═══ Selected text

# Diff

Diff compara duas sequencias de caracteres e mostra a diferença entre as duas, isto é, mostra como a primeira string pode ser transformada na segunda sequencia.

O resultado é uma sequencia que contem caracteres da string original que existem na segunda string, caracteres com + que são caracteres da segunda string que precisam ser adicionados e caracteres com - que são caracteres da primeira string que precisam ser removidos para gerar o resultado final (a segunda string).

The idea is to use the longest common subsequence to find a longest subsequence of characters that occurs on both strings in the same order, that way:
* if a character is in the subsequence, just keep it
* if a character is not in the subsequence and is in the second string, then it should be added to the result (+)

══════

List of tasks:
a) Please put the records from the line containing "Segment this screenshot: for" through the line containing "node-sourcing-raw-materials: Sourcing of" into a two-column CSV with the columns request and answer. Make one row for each request, and put each field in quotation marks with its line breaks replaced by spaces.
b) Write what comes next in the text on diffing two strings, picking up after its last sentence.

═══ Material provided

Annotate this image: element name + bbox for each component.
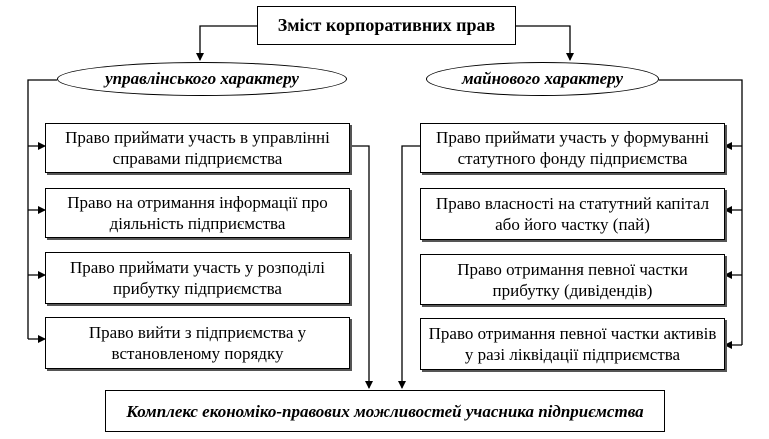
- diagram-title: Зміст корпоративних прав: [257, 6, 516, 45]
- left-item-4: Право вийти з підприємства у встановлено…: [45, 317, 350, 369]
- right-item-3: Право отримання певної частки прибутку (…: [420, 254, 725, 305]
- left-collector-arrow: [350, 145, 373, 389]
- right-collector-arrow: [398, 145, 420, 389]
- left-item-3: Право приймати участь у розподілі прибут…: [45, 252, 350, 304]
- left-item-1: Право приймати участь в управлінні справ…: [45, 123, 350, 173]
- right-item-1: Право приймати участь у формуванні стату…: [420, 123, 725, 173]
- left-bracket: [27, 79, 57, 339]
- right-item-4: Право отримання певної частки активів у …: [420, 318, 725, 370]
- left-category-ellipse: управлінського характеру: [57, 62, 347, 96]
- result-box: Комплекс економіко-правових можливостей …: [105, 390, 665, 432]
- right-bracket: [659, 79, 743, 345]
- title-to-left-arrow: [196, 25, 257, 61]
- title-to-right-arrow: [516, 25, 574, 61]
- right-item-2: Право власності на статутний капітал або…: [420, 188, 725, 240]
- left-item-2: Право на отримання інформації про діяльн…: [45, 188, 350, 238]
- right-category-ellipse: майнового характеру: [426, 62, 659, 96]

══════
═══ Material provided

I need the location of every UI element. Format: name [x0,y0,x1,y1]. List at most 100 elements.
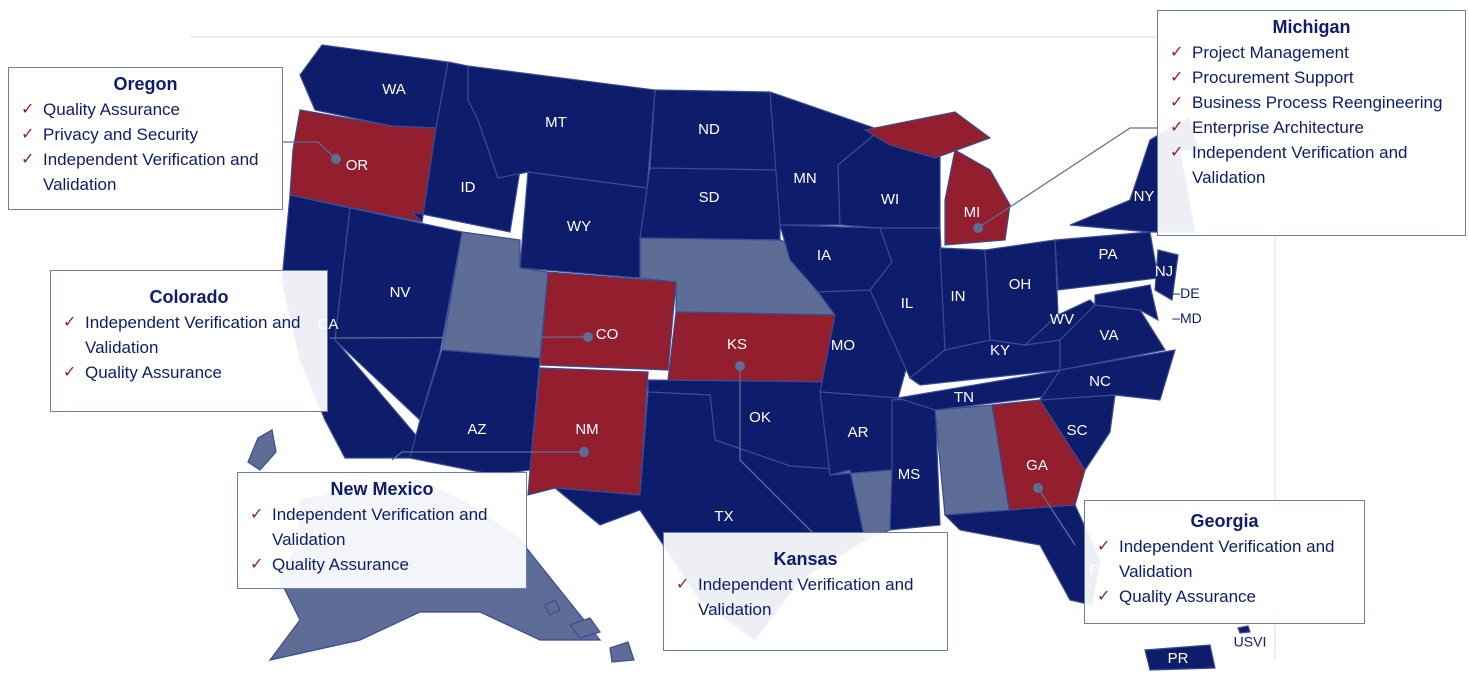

══════
═══ Material provided

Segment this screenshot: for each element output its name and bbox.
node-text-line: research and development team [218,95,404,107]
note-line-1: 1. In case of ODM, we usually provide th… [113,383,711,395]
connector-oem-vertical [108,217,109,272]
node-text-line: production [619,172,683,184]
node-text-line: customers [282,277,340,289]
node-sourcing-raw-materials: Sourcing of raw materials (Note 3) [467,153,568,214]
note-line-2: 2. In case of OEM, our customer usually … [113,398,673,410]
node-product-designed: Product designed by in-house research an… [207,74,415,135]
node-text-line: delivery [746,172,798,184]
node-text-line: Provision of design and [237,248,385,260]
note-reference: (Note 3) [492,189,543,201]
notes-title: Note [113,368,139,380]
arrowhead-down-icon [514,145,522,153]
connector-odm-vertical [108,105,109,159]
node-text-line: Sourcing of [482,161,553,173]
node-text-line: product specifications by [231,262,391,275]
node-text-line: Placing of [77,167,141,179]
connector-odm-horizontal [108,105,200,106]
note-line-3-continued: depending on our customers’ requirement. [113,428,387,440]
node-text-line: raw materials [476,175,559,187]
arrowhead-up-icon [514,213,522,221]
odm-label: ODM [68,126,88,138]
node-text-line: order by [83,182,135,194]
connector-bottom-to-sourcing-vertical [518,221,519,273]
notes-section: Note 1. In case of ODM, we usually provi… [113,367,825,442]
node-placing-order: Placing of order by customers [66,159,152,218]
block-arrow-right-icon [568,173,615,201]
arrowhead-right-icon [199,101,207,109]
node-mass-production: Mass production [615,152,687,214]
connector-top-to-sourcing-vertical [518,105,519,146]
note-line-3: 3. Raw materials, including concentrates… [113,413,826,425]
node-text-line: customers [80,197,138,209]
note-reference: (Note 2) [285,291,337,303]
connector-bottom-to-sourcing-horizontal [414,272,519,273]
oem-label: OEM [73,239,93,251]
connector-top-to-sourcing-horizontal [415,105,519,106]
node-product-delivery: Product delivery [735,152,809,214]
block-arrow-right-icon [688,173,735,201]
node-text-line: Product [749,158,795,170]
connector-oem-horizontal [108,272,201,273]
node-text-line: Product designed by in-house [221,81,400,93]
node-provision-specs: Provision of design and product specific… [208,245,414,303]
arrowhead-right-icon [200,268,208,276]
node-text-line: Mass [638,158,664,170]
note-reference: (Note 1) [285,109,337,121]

══════

In response:
a)
request,answer
"Segment this screenshot: for each element output its name and bbox.","node-text-line: research and development team [218,95,404,107] note-line-1: 1. In case of ODM, we usually provide th… [113,383,711,395] connector-oem-vertical [108,217,109,272] node-text-line: production [619,172,683,184] node-text-line: customers [282,277,340,289] node-sourcing-raw-materials: Sourcing of raw materials (Note 3) [467,153,568,214]"

b)
* if a character is not in the subsequence and is in the first string, then it should be removed (-)

In [3]:
def lcs(X: str, Y: str):
    """Function to fill lookup table by finding the length of LCS
    of substring X[0..m-1] and Y[0..n-1]"""
    m = len(X)
    n = len(Y)
    
    # first column and row of the lookup table will be all 0
    lookup = [[0] * (n + 1) for i in range(m + 1)]
        
    for i in range(1, m + 1):
        # fill the lookup table in bottom-up manner
        for j in range(1, n + 1):            
            if X[i - 1] == Y[j - 1]:
                # if current character of X and Y matches
                lookup[i][j] = lookup[i - 1][j - 1] + 1            
            else:
                # X and Y don't match
                lookup[i][j] = max(lookup[i - 1][j], lookup[i][j - 1])
    return lookup

In [23]:
def diff(X: str, Y: str, m, n, lookup):
    """O(mn) in time complexity and space"""
    if m > 0 and n > 0 and X[m - 1] == Y[n - 1]:
        # if last character of X and Y matches
        diff(X, Y, m - 1, n - 1, lookup)
        print(" ", X[m - 1], end="")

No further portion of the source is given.